> [Exercise objective]:
Are you able to retype all the records below exactly?

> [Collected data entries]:

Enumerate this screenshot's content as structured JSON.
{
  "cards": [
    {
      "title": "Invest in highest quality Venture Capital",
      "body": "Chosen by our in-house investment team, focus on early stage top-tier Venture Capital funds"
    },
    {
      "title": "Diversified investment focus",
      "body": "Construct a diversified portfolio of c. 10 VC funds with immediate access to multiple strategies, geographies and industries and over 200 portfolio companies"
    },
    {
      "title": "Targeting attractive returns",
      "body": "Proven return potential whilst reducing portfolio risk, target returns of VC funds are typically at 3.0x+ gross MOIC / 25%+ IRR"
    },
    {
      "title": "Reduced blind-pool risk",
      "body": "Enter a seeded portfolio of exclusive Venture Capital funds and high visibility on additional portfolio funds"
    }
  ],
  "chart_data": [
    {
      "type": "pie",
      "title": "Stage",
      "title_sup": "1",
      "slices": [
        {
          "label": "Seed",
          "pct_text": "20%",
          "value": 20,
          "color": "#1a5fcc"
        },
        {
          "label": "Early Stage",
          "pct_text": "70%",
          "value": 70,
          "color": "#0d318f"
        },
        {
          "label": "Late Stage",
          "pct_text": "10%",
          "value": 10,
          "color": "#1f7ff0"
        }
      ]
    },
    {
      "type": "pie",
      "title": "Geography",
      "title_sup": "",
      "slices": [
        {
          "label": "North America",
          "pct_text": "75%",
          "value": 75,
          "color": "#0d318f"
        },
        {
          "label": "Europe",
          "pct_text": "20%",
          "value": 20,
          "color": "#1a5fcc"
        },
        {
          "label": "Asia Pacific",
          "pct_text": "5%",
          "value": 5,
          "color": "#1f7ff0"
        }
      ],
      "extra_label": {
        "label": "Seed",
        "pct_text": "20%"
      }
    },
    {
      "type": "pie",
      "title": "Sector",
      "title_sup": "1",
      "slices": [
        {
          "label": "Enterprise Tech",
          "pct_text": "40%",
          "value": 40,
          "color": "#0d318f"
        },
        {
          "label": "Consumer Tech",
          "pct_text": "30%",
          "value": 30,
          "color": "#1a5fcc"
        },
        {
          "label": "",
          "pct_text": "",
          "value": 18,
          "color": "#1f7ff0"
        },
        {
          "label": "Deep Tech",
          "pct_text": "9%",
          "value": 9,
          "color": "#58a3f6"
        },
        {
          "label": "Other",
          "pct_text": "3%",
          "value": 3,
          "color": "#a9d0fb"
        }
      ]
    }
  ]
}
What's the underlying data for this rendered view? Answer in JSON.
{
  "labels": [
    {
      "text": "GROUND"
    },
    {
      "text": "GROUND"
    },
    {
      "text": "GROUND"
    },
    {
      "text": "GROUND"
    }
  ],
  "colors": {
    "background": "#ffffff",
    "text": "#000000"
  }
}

> [Written reply]:
Enumerate this screenshot's content as structured JSON.
{
  "cards": [
    {
      "title": "Invest in highest quality Venture Capital",
      "body": "Chosen by our in-house investment team, focus on early stage top-tier Venture Capital funds"
    },
    {
      "title": "Diversified investment focus",
      "body": "Construct a diversified portfolio of c. 10 VC funds with immediate access to multiple strategies, geographies and industries and over 200 portfolio companies"
    },
    {
      "title": "Targeting attractive returns",
      "body": "Proven return potential whilst reducing portfolio risk, target returns of VC funds are typically at 3.0x+ gross MOIC / 25%+ IRR"
    },
    {
      "title": "Reduced blind-pool risk",
      "body": "Enter a seeded portfolio of exclusive Venture Capital funds and high visibility on additional portfolio funds"
    }
  ],
  "chart_data": [
    {
      "type": "pie",
      "title": "Stage",
      "title_sup": "1",
      "slices": [
        {
          "label": "Seed",
          "pct_text": "20%",
          "value": 20,
          "color": "#1a5fcc"
        },
        {
          "label": "Early Stage",
          "pct_text": "70%",
          "value": 70,
          "color": "#0d318f"
        },
        {
          "label": "Late Stage",
          "pct_text": "10%",
          "value": 10,
          "color": "#1f7ff0"
        }
      ]
    },
    {
      "type": "pie",
      "title": "Geography",
      "title_sup": "",
      "slices": [
        {
          "label": "North America",
          "pct_text": "75%",
          "value": 75,
          "color": "#0d318f"
        },
        {
          "label": "Europe",
          "pct_text": "20%",
          "value": 20,
          "color": "#1a5fcc"
        },
        {
          "label": "Asia Pacific",
          "pct_text": "5%",
          "value": 5,
          "color": "#1f7ff0"
        }
      ],
      "extra_label": {
        "label": "Seed",
        "pct_text": "20%"
      }
    },
    {
      "type": "pie",
      "title": "Sector",
      "title_sup": "1",
      "slices": [
        {
          "label": "Enterprise Tech",
          "pct_text": "40%",
          "value": 40,
          "color": "#0d318f"
        },
        {
          "label": "Consumer Tech",
          "pct_text": "30%",
          "value": 30,
          "color": "#1a5fcc"
        },
        {
          "label": "",
          "pct_text": "",
          "value": 18,
          "color": "#1f7ff0"
        },
        {
          "label": "Deep Tech",
          "pct_text": "9%",
          "value": 9,
          "color": "#58a3f6"
        },
        {
          "label": "Other",
          "pct_text": "3%",
          "value": 3,
          "color": "#a9d0fb"
        }
      ]
    }
  ]
}
What's the underlying data for this rendered view? Answer in JSON.
{
  "labels": [
    {
      "text": "GROUND"
    },
    {
      "text": "GROUND"
    },
    {
      "text": "GROUND"
    },
    {
      "text": "GROUND"
    }
  ],
  "colors": {
    "background": "#ffffff",
    "text": "#000000"
  }
}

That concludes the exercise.